_Exercise_
In the entries below, count every line with the string "央行公开市场操作". State the count and nothing else.

BEGIN Extracted information

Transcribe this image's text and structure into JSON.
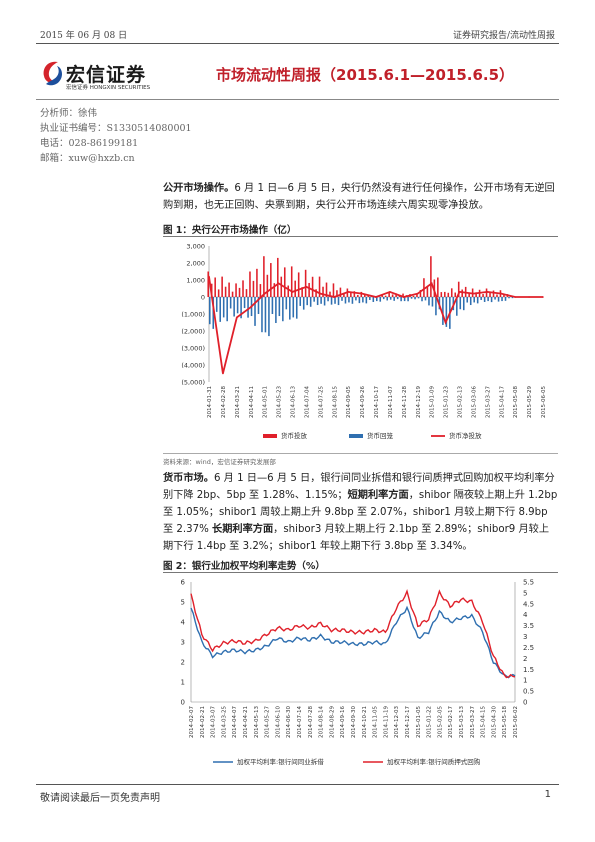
{
  "header": {
    "date": "2015 年 06 月 08 日",
    "category": "证券研究报告/流动性周报"
  },
  "logo": {
    "name": "宏信证券",
    "subtitle": "宏信证券  HONGXIN SECURITIES"
  },
  "title": "市场流动性周报（2015.6.1—2015.6.5）",
  "analyst": {
    "name": "分析师：徐伟",
    "license": "执业证书编号：S1330514080001",
    "phone": "电话：028-86199181",
    "email": "邮箱：xuw@hxzb.cn"
  },
  "section1": {
    "label": "公开市场操作。",
    "text": "6 月 1 日—6 月 5 日，央行仍然没有进行任何操作，公开市场有无逆回购到期，也无正回购、央票到期，央行公开市场连续六周实现零净投放。"
  },
  "figure1": {
    "title": "图 1：央行公开市场操作（亿）",
    "source": "资料来源：wind，宏信证券研究发展部"
  },
  "section2": {
    "label": "货币市场。",
    "text_a": "6 月 1 日—6 月 5 日，银行间同业拆借和银行间质押式回购加权平均利率分别下降 2bp、5bp 至 1.28%、1.15%；",
    "label_b": "短期利率方面",
    "text_b": "，shibor 隔夜较上期上升 1.2bp 至 1.05%；shibor1 周较上期上升 9.8bp 至 2.07%，shibor1 月较上期下行 8.9bp 至 2.37%",
    "label_c": "长期利率方面",
    "text_c": "，shibor3 月较上期上行 2.1bp 至 2.89%；shibor9 月较上期下行 1.4bp 至 3.2%；shibor1 年较上期下行 3.8bp 至 3.34%。"
  },
  "figure2": {
    "title": "图 2：银行业加权平均利率走势（%）"
  },
  "footer": {
    "disclaimer": "敬请阅读最后一页免责声明",
    "page": "1"
  },
  "chart_data": [
    {
      "type": "bar",
      "title": "图 1：央行公开市场操作（亿）",
      "ylim": [
        -5000,
        3000
      ],
      "yticks": [
        "3,000",
        "2,000",
        "1,000",
        "0",
        "(1,000)",
        "(2,000)",
        "(3,000)",
        "(4,000)",
        "(5,000)"
      ],
      "categories": [
        "2014-01-31",
        "2014-02-28",
        "2014-03-21",
        "2014-04-11",
        "2014-05-01",
        "2014-05-23",
        "2014-06-13",
        "2014-07-04",
        "2014-07-25",
        "2014-08-15",
        "2014-09-05",
        "2014-09-26",
        "2014-10-17",
        "2014-11-07",
        "2014-11-28",
        "2014-12-19",
        "2015-01-09",
        "2015-01-23",
        "2015-02-13",
        "2015-03-06",
        "2015-03-27",
        "2015-04-17",
        "2015-05-08",
        "2015-05-29",
        "2015-06-05"
      ],
      "series": [
        {
          "name": "货币投放",
          "color": "#e0202a",
          "values": [
            1500,
            1200,
            800,
            1500,
            2400,
            2300,
            1800,
            1600,
            1200,
            800,
            500,
            300,
            0,
            300,
            200,
            200,
            2400,
            300,
            900,
            500,
            500,
            400,
            0,
            0,
            0
          ]
        },
        {
          "name": "货币回笼",
          "color": "#2f6fb0",
          "values": [
            -2000,
            -1500,
            -1200,
            -1400,
            -2600,
            -1400,
            -1500,
            -600,
            -500,
            -500,
            -400,
            -400,
            -300,
            -200,
            -300,
            -100,
            -700,
            -2200,
            -900,
            -400,
            -300,
            -300,
            0,
            0,
            0
          ]
        },
        {
          "name": "货币净投放",
          "color": "#e0202a",
          "values": [
            1200,
            -4500,
            -1200,
            -600,
            200,
            800,
            300,
            600,
            200,
            0,
            300,
            200,
            0,
            300,
            0,
            200,
            800,
            -1500,
            300,
            200,
            300,
            200,
            0,
            0,
            0
          ]
        }
      ],
      "grid": false,
      "legend": "bottom"
    },
    {
      "type": "line",
      "title": "图 2：银行业加权平均利率走势（%）",
      "y_left": [
        0,
        6
      ],
      "y_right": [
        0,
        5.5
      ],
      "yticks_left": [
        "6",
        "5",
        "4",
        "3",
        "2",
        "1",
        "0"
      ],
      "yticks_right": [
        "5.5",
        "5",
        "4.5",
        "4",
        "3.5",
        "3",
        "2.5",
        "2",
        "1.5",
        "1",
        "0.5",
        "0"
      ],
      "x": [
        "2014-02-07",
        "2014-02-21",
        "2014-03-07",
        "2014-03-25",
        "2014-04-07",
        "2014-04-21",
        "2014-05-13",
        "2014-05-27",
        "2014-06-10",
        "2014-06-30",
        "2014-07-14",
        "2014-07-28",
        "2014-08-14",
        "2014-08-29",
        "2014-09-16",
        "2014-09-30",
        "2014-10-21",
        "2014-11-05",
        "2014-11-19",
        "2014-12-03",
        "2014-12-17",
        "2015-01-05",
        "2015-01-22",
        "2015-02-05",
        "2015-02-17",
        "2015-03-13",
        "2015-03-27",
        "2015-04-15",
        "2015-04-30",
        "2015-05-18",
        "2015-06-02"
      ],
      "series": [
        {
          "name": "加权平均利率:银行间同业拆借",
          "color": "#2f6fb0",
          "axis": "left",
          "values": [
            4.7,
            3.0,
            2.3,
            2.5,
            2.6,
            2.5,
            2.6,
            2.8,
            3.2,
            3.0,
            3.2,
            3.1,
            3.3,
            3.0,
            3.0,
            2.9,
            2.9,
            3.0,
            2.9,
            4.0,
            4.7,
            3.2,
            3.5,
            4.5,
            4.0,
            4.2,
            4.3,
            3.5,
            2.0,
            1.3,
            1.3
          ]
        },
        {
          "name": "加权平均利率:银行间质押式回购",
          "color": "#e0202a",
          "axis": "right",
          "values": [
            4.9,
            3.1,
            2.4,
            2.7,
            2.8,
            2.7,
            2.8,
            3.1,
            3.4,
            3.3,
            3.5,
            3.4,
            3.6,
            3.3,
            3.3,
            3.2,
            3.2,
            3.3,
            3.2,
            4.3,
            5.0,
            3.5,
            3.8,
            5.0,
            4.4,
            4.7,
            4.6,
            3.7,
            2.1,
            1.2,
            1.15
          ]
        }
      ],
      "legend": "bottom"
    }
  ]
}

END Extracted information

_Exercise solution_
2